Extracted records
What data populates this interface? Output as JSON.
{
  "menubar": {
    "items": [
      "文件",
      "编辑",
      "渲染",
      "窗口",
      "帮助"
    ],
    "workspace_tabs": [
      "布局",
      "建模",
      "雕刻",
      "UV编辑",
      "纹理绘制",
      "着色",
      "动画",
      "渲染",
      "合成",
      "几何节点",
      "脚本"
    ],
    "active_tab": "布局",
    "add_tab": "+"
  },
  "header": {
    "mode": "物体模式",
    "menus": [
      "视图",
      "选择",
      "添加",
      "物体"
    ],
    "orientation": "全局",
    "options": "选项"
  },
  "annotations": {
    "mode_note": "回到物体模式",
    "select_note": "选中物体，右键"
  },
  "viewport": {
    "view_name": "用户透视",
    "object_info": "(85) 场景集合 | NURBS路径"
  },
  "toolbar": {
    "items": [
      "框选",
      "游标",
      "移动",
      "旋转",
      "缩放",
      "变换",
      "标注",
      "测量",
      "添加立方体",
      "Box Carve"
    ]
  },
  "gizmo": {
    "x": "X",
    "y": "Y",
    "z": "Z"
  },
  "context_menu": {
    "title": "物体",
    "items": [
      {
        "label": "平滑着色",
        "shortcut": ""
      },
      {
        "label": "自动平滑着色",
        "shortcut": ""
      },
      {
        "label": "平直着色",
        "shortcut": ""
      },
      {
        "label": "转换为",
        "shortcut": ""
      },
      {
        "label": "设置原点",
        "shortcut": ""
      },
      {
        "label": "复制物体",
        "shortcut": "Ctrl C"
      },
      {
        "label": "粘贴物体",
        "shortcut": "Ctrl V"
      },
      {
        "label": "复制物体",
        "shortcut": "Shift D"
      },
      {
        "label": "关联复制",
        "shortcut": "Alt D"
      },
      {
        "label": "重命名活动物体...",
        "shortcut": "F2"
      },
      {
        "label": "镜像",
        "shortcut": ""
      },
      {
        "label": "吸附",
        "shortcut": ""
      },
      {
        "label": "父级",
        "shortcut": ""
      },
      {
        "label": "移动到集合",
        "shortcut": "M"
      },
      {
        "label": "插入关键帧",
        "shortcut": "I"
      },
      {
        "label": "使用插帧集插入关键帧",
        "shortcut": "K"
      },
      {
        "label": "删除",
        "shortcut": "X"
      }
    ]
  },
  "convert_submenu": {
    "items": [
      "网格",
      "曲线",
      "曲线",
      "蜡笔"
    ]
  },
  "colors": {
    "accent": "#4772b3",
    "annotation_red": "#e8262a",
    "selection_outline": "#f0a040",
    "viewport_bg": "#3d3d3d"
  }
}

**Task objective**
Write out every record, exactly as written.

**Output of the exercise**
What data populates this interface? Output as JSON.
{
  "menubar": {
    "items": [
      "文件",
      "编辑",
      "渲染",
      "窗口",
      "帮助"
    ],
    "workspace_tabs": [
      "布局",
      "建模",
      "雕刻",
      "UV编辑",
      "纹理绘制",
      "着色",
      "动画",
      "渲染",
      "合成",
      "几何节点",
      "脚本"
    ],
    "active_tab": "布局",
    "add_tab": "+"
  },
  "header": {
    "mode": "物体模式",
    "menus": [
      "视图",
      "选择",
      "添加",
      "物体"
    ],
    "orientation": "全局",
    "options": "选项"
  },
  "annotations": {
    "mode_note": "回到物体模式",
    "select_note": "选中物体，右键"
  },
  "viewport": {
    "view_name": "用户透视",
    "object_info": "(85) 场景集合 | NURBS路径"
  },
  "toolbar": {
    "items": [
      "框选",
      "游标",
      "移动",
      "旋转",
      "缩放",
      "变换",
      "标注",
      "测量",
      "添加立方体",
      "Box Carve"
    ]
  },
  "gizmo": {
    "x": "X",
    "y": "Y",
    "z": "Z"
  },
  "context_menu": {
    "title": "物体",
    "items": [
      {
        "label": "平滑着色",
        "shortcut": ""
      },
      {
        "label": "自动平滑着色",
        "shortcut": ""
      },
      {
        "label": "平直着色",
        "shortcut": ""
      },
      {
        "label": "转换为",
        "shortcut": ""
      },
      {
        "label": "设置原点",
        "shortcut": ""
      },
      {
        "label": "复制物体",
        "shortcut": "Ctrl C"
      },
      {
        "label": "粘贴物体",
        "shortcut": "Ctrl V"
      },
      {
        "label": "复制物体",
        "shortcut": "Shift D"
      },
      {
        "label": "关联复制",
        "shortcut": "Alt D"
      },
      {
        "label": "重命名活动物体...",
        "shortcut": "F2"
      },
      {
        "label": "镜像",
        "shortcut": ""
      },
      {
        "label": "吸附",
        "shortcut": ""
      },
      {
        "label": "父级",
        "shortcut": ""
      },
      {
        "label": "移动到集合",
        "shortcut": "M"
      },
      {
        "label": "插入关键帧",
        "shortcut": "I"
      },
      {
        "label": "使用插帧集插入关键帧",
        "shortcut": "K"
      },
      {
        "label": "删除",
        "shortcut": "X"
      }
    ]
  },
  "convert_submenu": {
    "items": [
      "网格",
      "曲线",
      "曲线",
      "蜡笔"
    ]
  },
  "colors": {
    "accent": "#4772b3",
    "annotation_red": "#e8262a",
    "selection_outline": "#f0a040",
    "viewport_bg": "#3d3d3d"
  }
}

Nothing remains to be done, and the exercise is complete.